RECORD LIST:
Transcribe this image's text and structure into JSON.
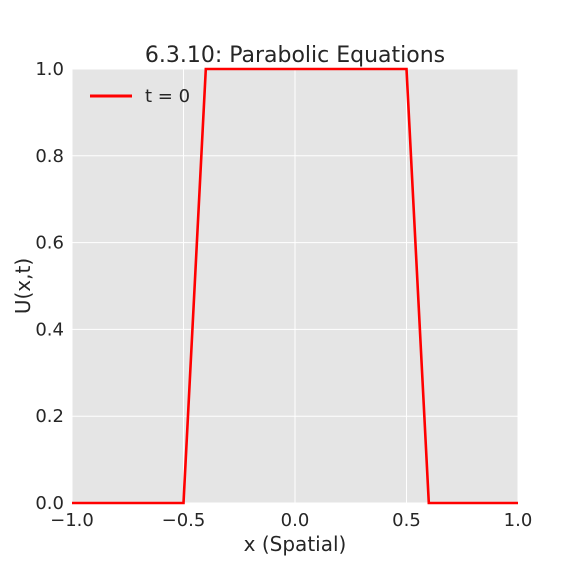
{
  "chart_data": {
    "type": "line",
    "title": "6.3.10: Parabolic Equations",
    "xlabel": "x (Spatial)",
    "ylabel": "U(x,t)",
    "xlim": [
      -1.0,
      1.0
    ],
    "ylim": [
      0.0,
      1.0
    ],
    "xticks": [
      -1.0,
      -0.5,
      0.0,
      0.5,
      1.0
    ],
    "xtick_labels": [
      "−1.0",
      "−0.5",
      "0.0",
      "0.5",
      "1.0"
    ],
    "yticks": [
      0.0,
      0.2,
      0.4,
      0.6,
      0.8,
      1.0
    ],
    "ytick_labels": [
      "0.0",
      "0.2",
      "0.4",
      "0.6",
      "0.8",
      "1.0"
    ],
    "grid": true,
    "legend_position": "top-left",
    "series": [
      {
        "name": "t = 0",
        "color": "#ff0000",
        "x": [
          -1.0,
          -0.5,
          -0.4,
          0.5,
          0.6,
          1.0
        ],
        "y": [
          0.0,
          0.0,
          1.0,
          1.0,
          0.0,
          0.0
        ]
      }
    ]
  }
}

OBJECTIVE: Each record above should come back exactly the same, only without its pictures.

RESULT:
Transcribe this image's text and structure into JSON.
{
  "chart_data": {
    "type": "line",
    "title": "6.3.10: Parabolic Equations",
    "xlabel": "x (Spatial)",
    "ylabel": "U(x,t)",
    "xlim": [
      -1.0,
      1.0
    ],
    "ylim": [
      0.0,
      1.0
    ],
    "xticks": [
      -1.0,
      -0.5,
      0.0,
      0.5,
      1.0
    ],
    "xtick_labels": [
      "−1.0",
      "−0.5",
      "0.0",
      "0.5",
      "1.0"
    ],
    "yticks": [
      0.0,
      0.2,
      0.4,
      0.6,
      0.8,
      1.0
    ],
    "ytick_labels": [
      "0.0",
      "0.2",
      "0.4",
      "0.6",
      "0.8",
      "1.0"
    ],
    "grid": true,
    "legend_position": "top-left",
    "series": [
      {
        "name": "t = 0",
        "color": "#ff0000",
        "x": [
          -1.0,
          -0.5,
          -0.4,
          0.5,
          0.6,
          1.0
        ],
        "y": [
          0.0,
          0.0,
          1.0,
          1.0,
          0.0,
          0.0
        ]
      }
    ]
  }
}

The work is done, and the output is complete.